Re: RFC: A method to use Admin tools, like linuxconf
On 20 Feb 1997, Manoj Srivastava wrote:
> I think we are approching this backwards. Rather than
> identifying the drawbacks and defining requirements, people are
> jumping to implementaions and pre-existing tools (in some ways, if
> all you look at is a hammer, you try to convince yourself that all
> the problems are nails).
Actually, that is what the Linuxconf people did, they identified what
they didn't like about init and config programs and they defined the req.
to fix them, and they set out to fix them.
> This is also true of the debmake thread.
> If the problem is fine tuning the system, there may be
> alternative solutions, I don't want to either a) change our init process
> or b) accept a partial compromise. If we need a tool badly enough,
> we should create one.
On a) I don't want to get rid of our init proccess, just put in an
abstraction layer, so that if people do want to use Linuxconf, it will
work, the abstraction layer will only come in to play when dpkg
configures the package. The "configure" program will read the database
file, and make whatever links or drop-ins are neccesary. The databse
should never be consulted by init or Linuxconf directly. and on b) how
is this a partial compromise. All I am trying to do is design a system
where we can have an option, we don't have to be tied down in one system.
###
- [WHAT YOU WILL DO]:
a - In the mailing-list reply about admin tools, switch "debmake" to "dselect" and write out the passage starting at "Actually, that is" and ending at "should create one.".
b - In the mailing-list reply about admin tools, when does the writer say the abstraction layer will come into play?
c - Carry the mailing-list reply about admin tools forward from its last sentence.
###
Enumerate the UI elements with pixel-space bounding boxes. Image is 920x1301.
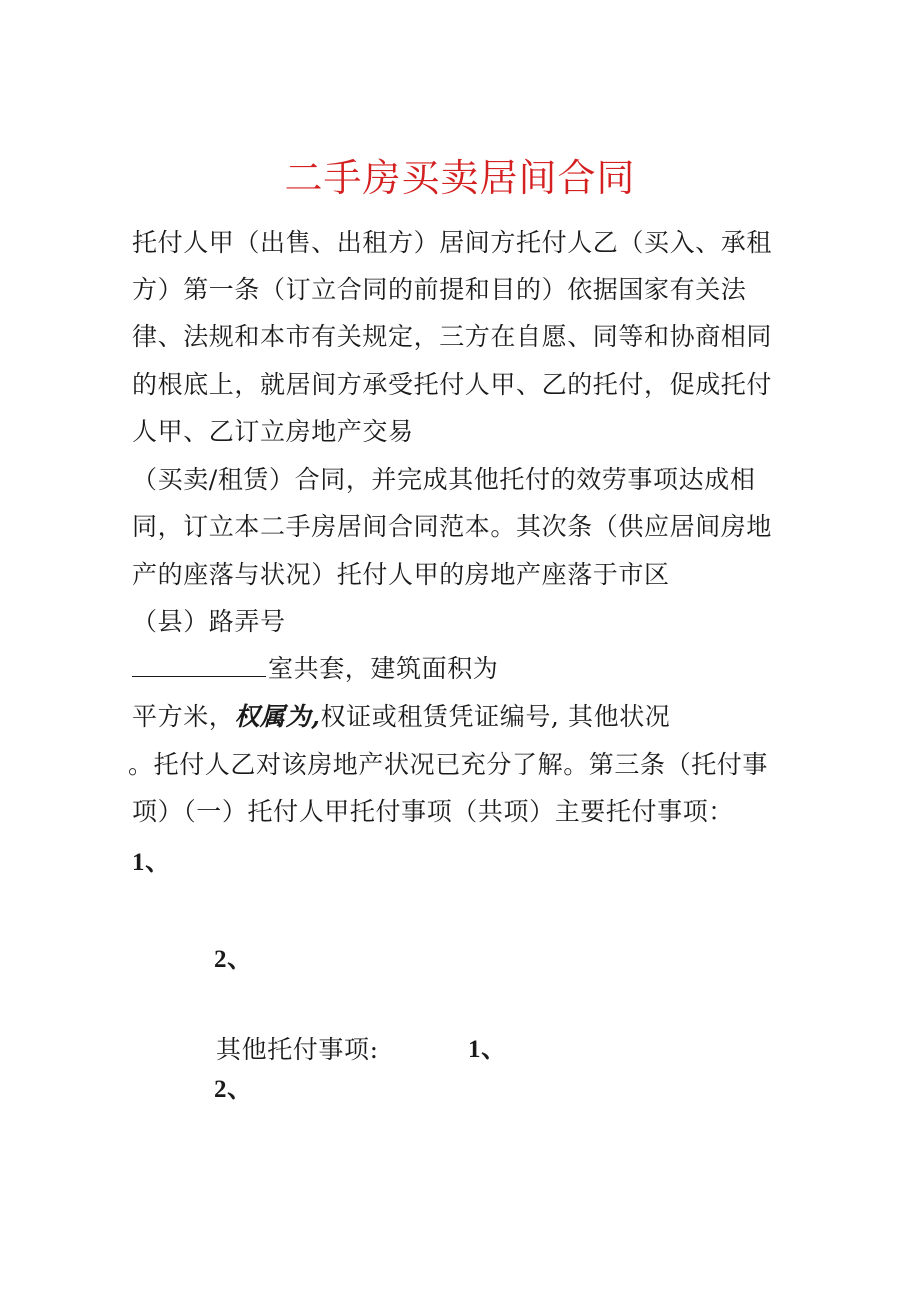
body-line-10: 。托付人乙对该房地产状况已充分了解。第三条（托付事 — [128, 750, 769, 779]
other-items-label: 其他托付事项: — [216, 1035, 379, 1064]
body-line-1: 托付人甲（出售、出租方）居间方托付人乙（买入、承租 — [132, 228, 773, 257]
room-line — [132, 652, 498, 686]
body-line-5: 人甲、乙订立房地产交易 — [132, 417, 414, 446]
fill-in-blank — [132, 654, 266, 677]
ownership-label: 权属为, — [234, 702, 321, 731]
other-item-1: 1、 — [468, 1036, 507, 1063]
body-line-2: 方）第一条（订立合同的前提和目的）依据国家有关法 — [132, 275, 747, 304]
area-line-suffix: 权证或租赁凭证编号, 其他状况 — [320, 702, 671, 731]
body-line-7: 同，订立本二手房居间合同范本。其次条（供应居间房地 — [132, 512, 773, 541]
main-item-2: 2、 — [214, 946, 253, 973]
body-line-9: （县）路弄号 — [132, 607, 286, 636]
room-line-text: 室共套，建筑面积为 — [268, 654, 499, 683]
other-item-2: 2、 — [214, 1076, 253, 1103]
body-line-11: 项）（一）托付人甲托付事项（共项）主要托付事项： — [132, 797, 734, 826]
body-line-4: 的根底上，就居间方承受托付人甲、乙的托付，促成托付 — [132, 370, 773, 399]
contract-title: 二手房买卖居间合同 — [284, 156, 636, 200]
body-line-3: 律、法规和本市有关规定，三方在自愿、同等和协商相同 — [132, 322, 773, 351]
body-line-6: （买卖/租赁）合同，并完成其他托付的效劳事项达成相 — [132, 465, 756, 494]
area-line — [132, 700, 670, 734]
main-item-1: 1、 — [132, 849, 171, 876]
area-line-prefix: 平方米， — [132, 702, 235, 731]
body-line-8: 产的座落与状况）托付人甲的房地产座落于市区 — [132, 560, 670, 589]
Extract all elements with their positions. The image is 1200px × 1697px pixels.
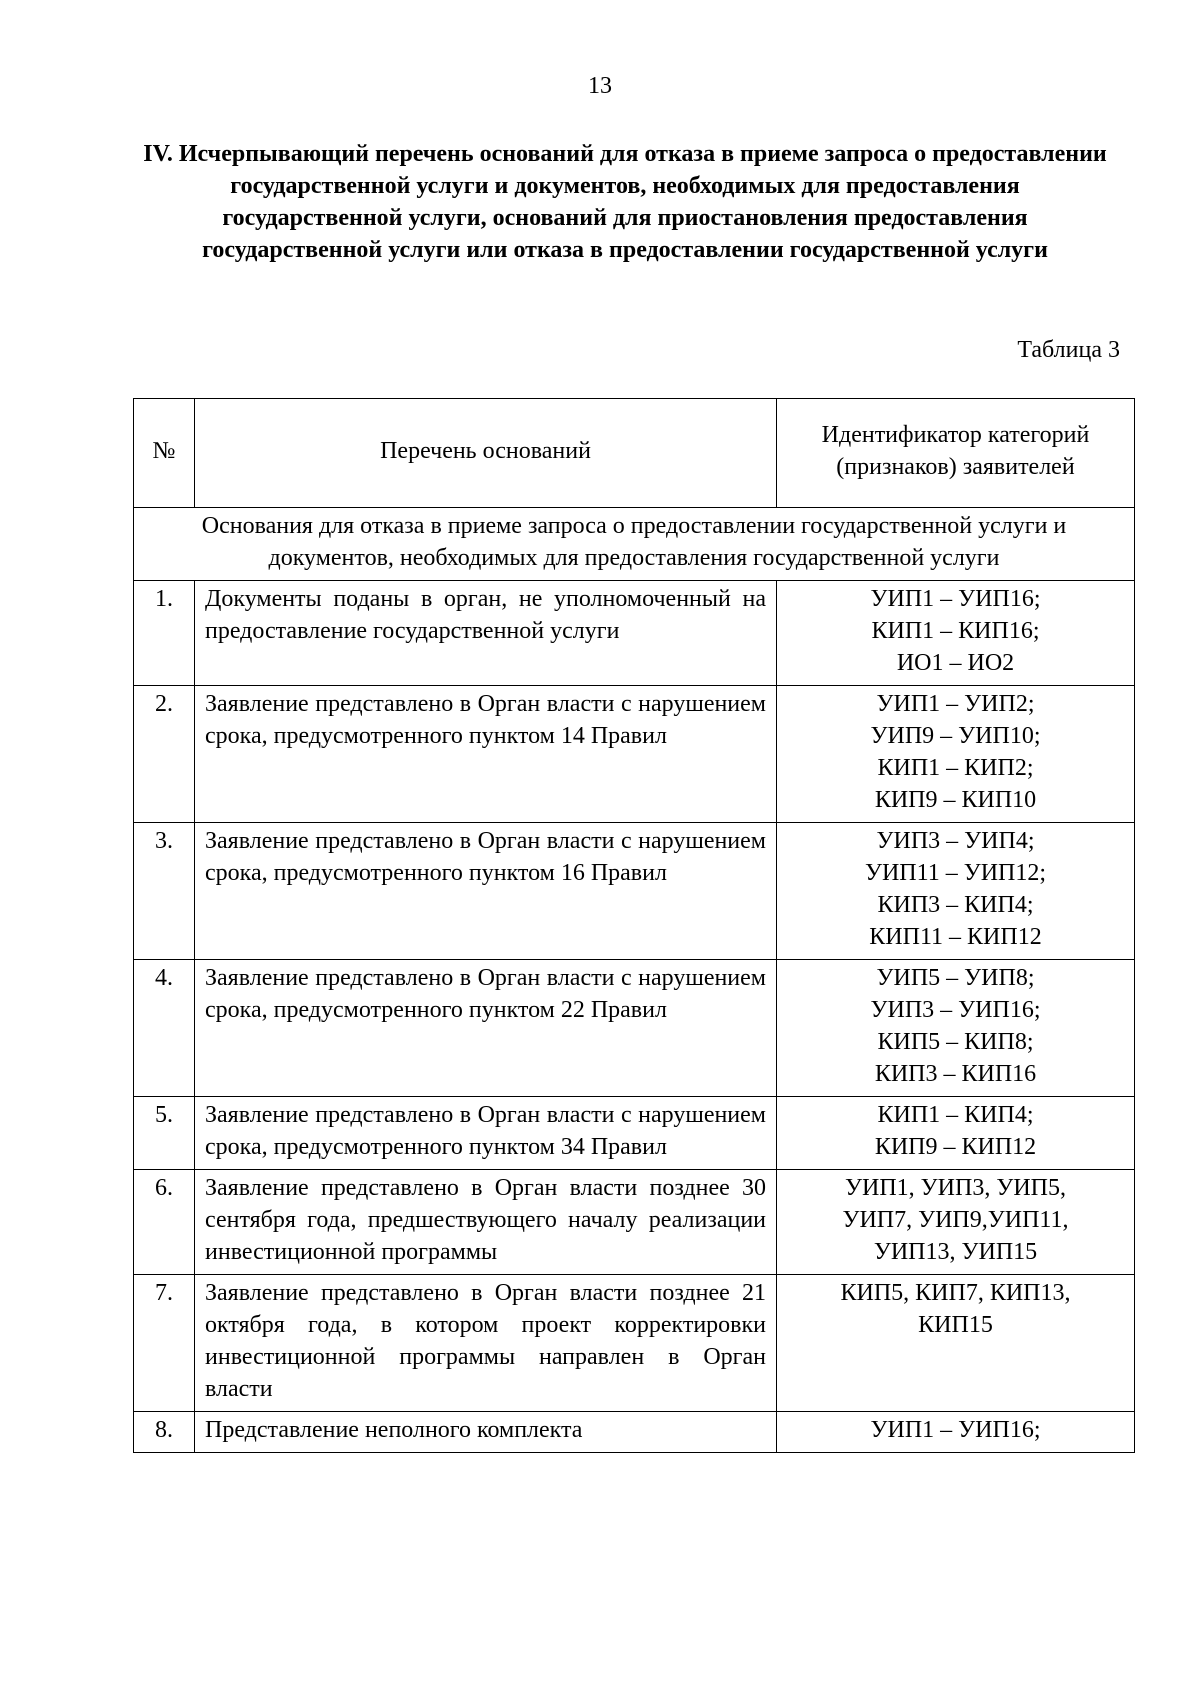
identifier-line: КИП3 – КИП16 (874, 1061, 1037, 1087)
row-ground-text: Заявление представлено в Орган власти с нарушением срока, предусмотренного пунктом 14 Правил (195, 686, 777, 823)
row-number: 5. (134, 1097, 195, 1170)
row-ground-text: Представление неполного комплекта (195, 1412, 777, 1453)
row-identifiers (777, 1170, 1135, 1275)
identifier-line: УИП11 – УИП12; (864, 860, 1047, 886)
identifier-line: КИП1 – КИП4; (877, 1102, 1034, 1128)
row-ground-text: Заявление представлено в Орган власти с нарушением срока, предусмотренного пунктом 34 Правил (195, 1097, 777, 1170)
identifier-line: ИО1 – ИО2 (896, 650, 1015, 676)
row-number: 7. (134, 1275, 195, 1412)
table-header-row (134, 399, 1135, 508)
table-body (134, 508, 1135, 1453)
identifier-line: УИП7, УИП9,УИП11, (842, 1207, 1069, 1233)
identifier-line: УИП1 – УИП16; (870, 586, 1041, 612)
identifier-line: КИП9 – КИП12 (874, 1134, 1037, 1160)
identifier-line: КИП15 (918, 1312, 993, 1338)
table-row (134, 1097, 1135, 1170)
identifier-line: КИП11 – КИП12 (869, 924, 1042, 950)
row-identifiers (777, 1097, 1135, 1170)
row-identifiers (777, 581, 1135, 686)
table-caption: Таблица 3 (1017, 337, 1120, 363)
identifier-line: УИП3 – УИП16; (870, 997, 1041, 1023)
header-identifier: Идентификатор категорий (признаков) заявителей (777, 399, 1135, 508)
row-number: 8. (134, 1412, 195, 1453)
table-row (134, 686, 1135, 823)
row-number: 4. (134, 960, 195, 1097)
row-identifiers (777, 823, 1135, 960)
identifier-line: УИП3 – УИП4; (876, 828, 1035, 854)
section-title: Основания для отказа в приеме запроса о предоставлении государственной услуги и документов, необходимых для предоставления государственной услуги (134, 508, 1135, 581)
###
- [EXERCISE ANSWERS]:
a -
Actually, that is what the Linuxconf people did, they identified what
they didn't like about init and config programs and they defined the req.
to fix them, and they set out to fix them.
> This is also true of the dselect thread.
> If the problem is fine tuning the system, there may be
> alternative solutions, I don't want to either a) change our init process
> or b) accept a partial compromise. If we need a tool badly enough,
> we should create one.

b - Only when dpkg configures the package.

c -
> >>"Shaya" == Shaya Potter <firstname.lastname@example.org> writes:
> Shaya> It doesn't have to usurp the users role of init if you choose
> Shaya> to not have it. You can't use all of its features then, but it
> Shaya> is still very usuable. It also uses the conventional files
> Shaya> found on a linux system for storing the data, such as
> Shaya> /etc/networks, sendmail.cf, the files neccesary for DNS, and
> Shaya> such. All this can be done without linuxconf taking over
> Shaya> init's role. Then again Linuxconf's dropins do have a few
> Shaya> advantages over our plain scripts (as they exist now that is,
> Shaya> at least), such as a bad program shouldn't hang the system.
> Shaya> Linuxconf's says it monitors the loading of these programs and
> Shaya> "should" allow you to continue if a program hangs. This
> Shaya> happened to me once, when my debian system died. The system
> Shaya> came up fine, fsck'd and fixed the disked as well as it could,
> Shaya> but it seemed xntp got corrupted, so when the daemon loaded the
> Shaya> system just hung. I had to boot into single user mode to fix
> Shaya> it, sometimes this might not be a good option.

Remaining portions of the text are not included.